== Written problem ==
Count up the lines in the following listing that hold the word "screenshot", then give only that count.

-- begin Available data --

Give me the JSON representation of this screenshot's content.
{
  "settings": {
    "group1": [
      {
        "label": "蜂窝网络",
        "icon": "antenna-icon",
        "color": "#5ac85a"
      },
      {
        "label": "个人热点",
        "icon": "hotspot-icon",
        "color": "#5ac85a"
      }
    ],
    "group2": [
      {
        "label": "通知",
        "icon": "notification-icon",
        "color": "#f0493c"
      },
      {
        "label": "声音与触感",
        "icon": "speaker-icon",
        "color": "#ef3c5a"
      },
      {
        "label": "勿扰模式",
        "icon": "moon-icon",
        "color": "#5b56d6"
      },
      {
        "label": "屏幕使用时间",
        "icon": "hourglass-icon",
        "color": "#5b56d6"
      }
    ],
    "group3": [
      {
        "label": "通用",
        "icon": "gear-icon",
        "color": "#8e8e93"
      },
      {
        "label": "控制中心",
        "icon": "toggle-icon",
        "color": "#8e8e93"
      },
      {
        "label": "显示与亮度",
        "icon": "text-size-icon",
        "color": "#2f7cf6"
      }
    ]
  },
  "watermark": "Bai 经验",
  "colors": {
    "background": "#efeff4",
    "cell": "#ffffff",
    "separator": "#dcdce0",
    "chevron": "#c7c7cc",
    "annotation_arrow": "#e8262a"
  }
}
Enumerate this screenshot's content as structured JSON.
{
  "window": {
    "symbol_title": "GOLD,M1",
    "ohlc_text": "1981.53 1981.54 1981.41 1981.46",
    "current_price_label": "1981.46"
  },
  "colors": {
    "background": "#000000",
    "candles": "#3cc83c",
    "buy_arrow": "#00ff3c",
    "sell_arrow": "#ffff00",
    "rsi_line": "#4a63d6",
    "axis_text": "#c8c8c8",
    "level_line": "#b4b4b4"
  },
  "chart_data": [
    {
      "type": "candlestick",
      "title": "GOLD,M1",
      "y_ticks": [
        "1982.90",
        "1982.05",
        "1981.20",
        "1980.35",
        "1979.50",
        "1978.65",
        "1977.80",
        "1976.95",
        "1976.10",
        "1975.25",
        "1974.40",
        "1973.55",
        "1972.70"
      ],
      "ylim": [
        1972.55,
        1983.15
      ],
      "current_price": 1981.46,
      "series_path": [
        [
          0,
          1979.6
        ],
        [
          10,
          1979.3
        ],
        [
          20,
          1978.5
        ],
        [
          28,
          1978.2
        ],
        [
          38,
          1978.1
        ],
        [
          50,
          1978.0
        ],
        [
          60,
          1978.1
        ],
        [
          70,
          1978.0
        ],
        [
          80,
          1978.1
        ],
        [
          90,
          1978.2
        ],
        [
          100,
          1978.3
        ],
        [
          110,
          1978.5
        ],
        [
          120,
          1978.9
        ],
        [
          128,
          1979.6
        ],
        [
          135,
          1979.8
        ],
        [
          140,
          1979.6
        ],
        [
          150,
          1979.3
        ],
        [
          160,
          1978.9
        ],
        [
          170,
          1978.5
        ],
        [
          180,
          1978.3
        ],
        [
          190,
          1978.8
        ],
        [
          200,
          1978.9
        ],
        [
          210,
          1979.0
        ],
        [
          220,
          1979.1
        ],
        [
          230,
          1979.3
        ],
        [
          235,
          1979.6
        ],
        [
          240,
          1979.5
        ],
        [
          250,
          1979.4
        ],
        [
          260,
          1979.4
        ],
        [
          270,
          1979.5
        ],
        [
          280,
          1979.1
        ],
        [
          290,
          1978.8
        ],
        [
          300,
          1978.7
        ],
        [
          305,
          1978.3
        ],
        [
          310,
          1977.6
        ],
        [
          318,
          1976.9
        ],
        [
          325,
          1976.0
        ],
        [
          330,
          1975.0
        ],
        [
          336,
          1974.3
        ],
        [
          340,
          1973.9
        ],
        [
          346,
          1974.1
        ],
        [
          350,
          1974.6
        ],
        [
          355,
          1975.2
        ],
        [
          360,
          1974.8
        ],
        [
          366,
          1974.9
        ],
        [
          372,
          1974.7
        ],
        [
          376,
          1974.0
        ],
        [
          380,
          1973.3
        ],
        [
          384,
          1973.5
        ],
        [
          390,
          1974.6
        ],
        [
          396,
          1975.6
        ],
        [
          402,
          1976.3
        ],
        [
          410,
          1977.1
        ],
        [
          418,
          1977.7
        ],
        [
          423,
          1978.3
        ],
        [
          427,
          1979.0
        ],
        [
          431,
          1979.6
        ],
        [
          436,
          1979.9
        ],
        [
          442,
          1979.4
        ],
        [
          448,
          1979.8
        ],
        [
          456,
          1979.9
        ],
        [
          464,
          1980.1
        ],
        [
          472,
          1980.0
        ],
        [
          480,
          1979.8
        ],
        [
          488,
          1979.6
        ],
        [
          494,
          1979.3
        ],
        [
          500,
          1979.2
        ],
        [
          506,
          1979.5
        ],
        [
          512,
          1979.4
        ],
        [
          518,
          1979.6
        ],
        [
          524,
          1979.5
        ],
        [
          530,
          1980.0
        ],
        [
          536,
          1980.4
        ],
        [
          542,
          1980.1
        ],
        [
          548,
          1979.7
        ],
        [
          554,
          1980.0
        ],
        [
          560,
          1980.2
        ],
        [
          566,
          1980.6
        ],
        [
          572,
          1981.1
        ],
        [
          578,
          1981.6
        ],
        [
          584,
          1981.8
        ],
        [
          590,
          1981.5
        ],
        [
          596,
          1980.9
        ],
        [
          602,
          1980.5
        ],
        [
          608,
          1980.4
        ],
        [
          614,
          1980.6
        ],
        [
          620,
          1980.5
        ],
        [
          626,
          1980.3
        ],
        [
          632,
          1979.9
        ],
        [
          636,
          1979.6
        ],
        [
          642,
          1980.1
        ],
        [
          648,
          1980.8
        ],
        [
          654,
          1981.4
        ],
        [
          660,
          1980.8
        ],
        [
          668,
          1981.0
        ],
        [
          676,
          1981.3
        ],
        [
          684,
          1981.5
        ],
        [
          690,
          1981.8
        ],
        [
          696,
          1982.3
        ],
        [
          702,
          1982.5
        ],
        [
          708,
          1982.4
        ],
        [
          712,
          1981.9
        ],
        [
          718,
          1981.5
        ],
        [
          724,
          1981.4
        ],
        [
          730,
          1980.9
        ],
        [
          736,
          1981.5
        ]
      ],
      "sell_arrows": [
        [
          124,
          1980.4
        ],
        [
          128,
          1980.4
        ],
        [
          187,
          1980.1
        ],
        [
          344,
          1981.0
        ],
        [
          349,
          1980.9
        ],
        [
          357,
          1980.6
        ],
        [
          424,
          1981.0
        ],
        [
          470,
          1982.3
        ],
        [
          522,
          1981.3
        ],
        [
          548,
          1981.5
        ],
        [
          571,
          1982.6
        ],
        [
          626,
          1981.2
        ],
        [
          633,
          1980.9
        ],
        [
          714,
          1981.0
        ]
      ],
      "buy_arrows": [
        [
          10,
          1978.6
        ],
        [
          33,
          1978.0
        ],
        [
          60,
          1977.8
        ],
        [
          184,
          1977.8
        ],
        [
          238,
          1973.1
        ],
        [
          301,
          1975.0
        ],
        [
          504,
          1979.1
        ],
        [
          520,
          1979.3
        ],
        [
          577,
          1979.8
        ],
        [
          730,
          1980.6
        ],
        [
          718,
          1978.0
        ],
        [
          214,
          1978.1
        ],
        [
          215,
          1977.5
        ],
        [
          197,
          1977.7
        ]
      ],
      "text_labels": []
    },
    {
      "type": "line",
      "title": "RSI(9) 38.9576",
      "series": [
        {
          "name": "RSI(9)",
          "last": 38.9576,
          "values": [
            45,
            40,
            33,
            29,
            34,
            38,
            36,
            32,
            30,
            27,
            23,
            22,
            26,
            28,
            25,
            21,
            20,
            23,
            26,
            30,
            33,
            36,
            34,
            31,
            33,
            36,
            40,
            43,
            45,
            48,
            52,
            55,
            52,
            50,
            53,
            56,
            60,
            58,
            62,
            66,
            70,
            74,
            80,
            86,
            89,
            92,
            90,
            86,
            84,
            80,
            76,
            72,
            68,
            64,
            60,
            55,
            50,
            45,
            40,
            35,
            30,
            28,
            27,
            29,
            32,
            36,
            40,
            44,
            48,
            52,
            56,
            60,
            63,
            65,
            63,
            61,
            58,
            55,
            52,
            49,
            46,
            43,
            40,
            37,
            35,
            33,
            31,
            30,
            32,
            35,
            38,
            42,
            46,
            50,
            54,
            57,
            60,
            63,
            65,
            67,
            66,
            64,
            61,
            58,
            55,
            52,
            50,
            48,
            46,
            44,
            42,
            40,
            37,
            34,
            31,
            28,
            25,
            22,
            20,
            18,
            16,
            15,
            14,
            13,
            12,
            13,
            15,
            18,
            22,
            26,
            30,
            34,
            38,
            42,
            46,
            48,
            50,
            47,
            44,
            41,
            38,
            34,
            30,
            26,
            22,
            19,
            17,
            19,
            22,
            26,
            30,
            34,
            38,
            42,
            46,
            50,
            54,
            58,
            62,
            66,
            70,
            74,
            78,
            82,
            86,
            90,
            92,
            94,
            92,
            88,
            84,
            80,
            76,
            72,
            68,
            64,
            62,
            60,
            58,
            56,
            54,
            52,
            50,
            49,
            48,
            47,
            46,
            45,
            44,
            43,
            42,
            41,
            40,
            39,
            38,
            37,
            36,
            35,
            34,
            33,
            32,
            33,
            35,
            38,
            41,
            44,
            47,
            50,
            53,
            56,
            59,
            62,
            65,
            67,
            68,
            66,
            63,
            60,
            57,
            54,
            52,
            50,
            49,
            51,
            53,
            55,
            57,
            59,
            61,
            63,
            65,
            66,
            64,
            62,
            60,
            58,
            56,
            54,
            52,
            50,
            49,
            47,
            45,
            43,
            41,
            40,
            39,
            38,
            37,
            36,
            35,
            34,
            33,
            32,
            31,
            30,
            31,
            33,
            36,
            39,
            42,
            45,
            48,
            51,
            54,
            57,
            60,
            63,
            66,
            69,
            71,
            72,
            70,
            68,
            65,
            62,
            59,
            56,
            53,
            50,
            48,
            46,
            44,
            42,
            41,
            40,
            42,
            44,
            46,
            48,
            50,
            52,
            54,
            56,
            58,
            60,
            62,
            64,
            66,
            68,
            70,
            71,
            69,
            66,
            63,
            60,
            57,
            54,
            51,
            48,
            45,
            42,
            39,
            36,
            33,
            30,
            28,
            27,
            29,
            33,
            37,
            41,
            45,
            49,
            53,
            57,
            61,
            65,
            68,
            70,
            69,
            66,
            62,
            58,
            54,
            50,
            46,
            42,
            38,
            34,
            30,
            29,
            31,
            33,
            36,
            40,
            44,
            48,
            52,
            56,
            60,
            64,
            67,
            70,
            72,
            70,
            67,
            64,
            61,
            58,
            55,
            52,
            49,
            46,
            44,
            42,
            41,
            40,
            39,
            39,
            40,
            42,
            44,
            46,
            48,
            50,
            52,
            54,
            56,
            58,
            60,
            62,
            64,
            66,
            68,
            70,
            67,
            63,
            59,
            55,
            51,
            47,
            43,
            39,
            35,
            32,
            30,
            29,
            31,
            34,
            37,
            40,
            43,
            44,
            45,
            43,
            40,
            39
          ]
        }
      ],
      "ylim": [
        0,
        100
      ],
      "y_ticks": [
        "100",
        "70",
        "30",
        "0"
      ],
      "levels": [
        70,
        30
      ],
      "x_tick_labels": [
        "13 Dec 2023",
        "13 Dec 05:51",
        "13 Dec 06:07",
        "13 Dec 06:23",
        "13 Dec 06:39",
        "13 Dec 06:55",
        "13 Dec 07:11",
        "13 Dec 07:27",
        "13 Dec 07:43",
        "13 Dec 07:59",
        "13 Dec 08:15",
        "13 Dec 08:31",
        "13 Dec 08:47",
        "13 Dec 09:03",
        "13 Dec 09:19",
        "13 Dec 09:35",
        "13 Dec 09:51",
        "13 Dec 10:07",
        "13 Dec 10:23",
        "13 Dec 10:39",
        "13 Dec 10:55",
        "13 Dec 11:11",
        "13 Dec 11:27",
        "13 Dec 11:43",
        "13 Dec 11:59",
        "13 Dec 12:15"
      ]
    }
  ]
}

-- end Available data --

== Exercise output ==
2